:: DESCRIPTION OF THE TASK ::
Which lines below hold the word "United"? Report each one.

:: RECORDS TO USE ::
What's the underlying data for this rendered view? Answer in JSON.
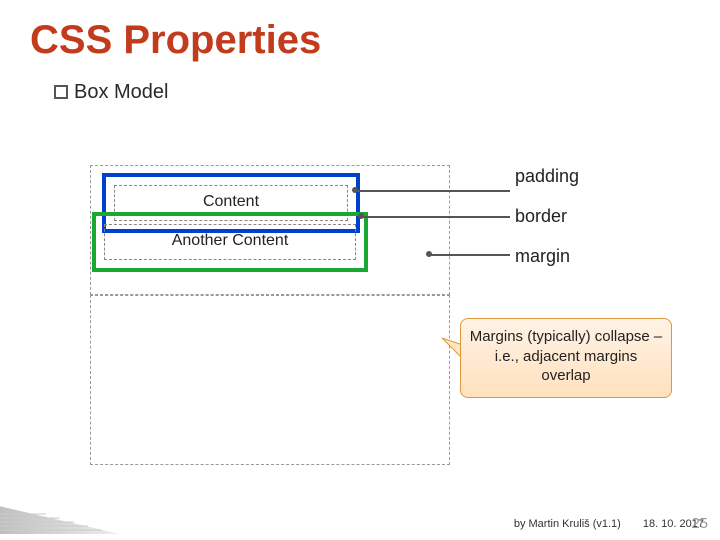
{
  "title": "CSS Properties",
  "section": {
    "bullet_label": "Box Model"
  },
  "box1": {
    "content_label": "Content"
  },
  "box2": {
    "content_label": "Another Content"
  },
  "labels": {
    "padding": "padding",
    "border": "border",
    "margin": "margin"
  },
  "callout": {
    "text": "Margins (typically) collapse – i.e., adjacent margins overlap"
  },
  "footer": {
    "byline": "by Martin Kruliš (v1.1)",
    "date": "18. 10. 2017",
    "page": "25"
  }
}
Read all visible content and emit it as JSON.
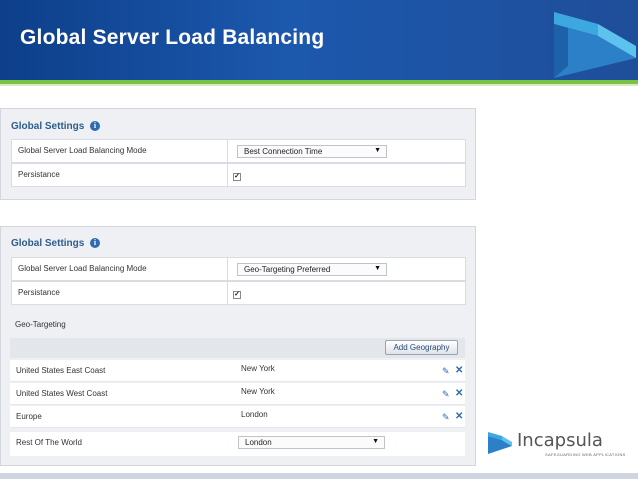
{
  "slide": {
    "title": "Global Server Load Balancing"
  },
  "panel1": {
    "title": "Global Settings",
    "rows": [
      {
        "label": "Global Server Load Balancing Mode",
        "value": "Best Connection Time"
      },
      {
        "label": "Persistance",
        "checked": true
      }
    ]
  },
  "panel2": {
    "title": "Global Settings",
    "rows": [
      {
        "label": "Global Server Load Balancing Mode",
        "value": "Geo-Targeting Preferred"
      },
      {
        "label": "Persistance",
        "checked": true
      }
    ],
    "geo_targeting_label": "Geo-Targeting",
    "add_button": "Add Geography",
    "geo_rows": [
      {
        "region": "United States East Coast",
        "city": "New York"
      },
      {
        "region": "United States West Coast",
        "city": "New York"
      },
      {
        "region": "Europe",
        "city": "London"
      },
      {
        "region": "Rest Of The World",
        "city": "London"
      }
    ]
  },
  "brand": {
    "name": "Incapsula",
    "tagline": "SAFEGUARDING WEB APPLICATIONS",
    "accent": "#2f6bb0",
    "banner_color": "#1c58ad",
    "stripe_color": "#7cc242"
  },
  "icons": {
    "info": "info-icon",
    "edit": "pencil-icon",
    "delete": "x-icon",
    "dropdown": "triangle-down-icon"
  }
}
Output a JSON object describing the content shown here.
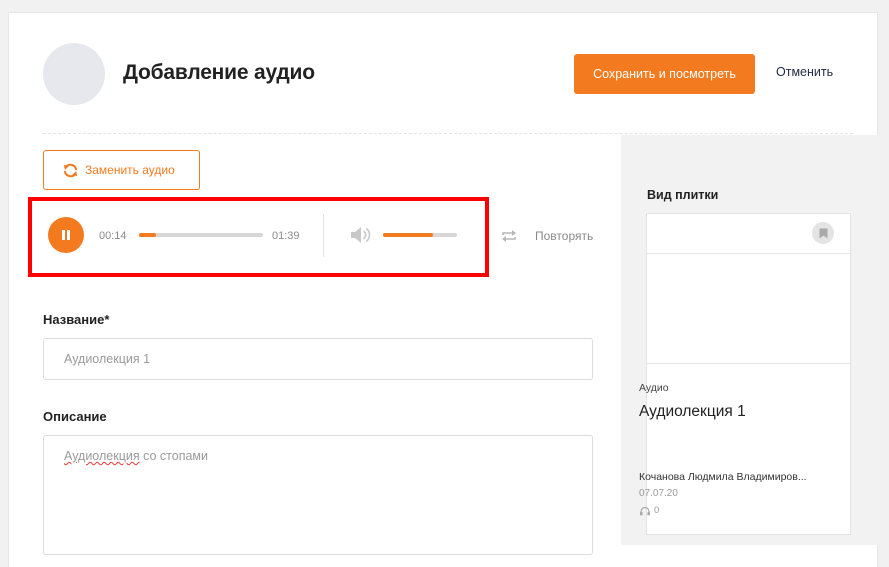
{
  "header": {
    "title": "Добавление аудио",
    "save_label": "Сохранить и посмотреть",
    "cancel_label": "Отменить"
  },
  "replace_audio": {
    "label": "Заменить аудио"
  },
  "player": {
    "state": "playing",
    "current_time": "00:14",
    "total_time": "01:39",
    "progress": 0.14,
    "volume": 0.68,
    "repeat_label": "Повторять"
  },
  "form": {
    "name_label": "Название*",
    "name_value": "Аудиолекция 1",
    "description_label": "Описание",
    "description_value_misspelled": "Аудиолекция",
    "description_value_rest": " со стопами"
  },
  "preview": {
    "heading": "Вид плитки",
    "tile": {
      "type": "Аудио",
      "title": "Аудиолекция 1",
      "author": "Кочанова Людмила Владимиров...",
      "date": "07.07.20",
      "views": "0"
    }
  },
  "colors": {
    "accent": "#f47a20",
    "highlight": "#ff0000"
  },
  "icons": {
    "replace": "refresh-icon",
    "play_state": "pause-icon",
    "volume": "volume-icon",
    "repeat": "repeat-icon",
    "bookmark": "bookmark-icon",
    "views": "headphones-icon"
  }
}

--

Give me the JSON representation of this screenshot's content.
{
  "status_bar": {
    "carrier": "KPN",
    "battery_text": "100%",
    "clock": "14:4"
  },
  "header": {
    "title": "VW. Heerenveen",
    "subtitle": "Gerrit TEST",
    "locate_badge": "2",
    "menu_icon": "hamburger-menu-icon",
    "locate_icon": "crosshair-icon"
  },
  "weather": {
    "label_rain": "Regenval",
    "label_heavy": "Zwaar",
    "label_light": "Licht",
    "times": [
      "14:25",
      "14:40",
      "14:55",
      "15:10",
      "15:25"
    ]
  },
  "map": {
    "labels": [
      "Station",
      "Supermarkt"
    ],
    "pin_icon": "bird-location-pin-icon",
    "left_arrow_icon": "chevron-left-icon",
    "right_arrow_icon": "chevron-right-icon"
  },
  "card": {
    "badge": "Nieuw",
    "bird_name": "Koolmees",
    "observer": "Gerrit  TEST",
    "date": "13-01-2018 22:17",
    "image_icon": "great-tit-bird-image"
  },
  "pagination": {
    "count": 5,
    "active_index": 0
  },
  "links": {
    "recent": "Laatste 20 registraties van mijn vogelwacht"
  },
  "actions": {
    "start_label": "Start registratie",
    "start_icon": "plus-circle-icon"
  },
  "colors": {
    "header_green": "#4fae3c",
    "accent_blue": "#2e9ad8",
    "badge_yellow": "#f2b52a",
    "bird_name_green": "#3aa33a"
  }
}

==

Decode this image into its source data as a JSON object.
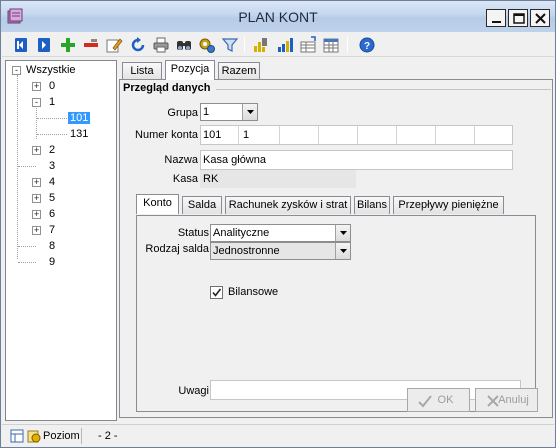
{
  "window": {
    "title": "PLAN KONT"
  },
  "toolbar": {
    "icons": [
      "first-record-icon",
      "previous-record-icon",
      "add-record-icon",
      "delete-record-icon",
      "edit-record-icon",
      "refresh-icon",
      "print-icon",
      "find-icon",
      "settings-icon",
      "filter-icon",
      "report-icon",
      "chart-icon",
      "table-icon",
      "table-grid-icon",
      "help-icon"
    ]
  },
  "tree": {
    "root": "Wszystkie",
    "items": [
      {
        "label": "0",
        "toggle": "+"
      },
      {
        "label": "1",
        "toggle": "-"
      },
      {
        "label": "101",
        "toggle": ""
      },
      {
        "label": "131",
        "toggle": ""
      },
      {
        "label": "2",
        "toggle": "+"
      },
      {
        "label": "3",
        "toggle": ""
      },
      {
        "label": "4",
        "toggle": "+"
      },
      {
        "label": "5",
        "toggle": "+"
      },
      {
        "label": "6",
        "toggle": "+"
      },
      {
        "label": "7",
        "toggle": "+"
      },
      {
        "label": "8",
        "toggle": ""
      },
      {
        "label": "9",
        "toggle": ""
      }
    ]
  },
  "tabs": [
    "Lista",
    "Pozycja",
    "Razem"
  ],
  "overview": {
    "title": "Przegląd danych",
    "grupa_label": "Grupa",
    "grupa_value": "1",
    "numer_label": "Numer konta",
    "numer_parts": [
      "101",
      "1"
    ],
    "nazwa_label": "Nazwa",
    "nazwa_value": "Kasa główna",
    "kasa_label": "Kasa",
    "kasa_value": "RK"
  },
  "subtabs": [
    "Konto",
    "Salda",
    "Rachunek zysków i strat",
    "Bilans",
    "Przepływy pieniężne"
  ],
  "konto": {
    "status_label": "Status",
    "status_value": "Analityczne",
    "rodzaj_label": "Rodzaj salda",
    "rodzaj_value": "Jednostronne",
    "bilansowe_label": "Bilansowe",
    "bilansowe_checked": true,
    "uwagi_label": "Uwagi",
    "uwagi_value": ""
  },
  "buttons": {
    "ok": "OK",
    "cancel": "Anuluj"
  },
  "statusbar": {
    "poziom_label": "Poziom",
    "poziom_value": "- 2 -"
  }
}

:: CORRECT RESPONSE ::
        "region": "United States East Coast",
        "region": "United States West Coast",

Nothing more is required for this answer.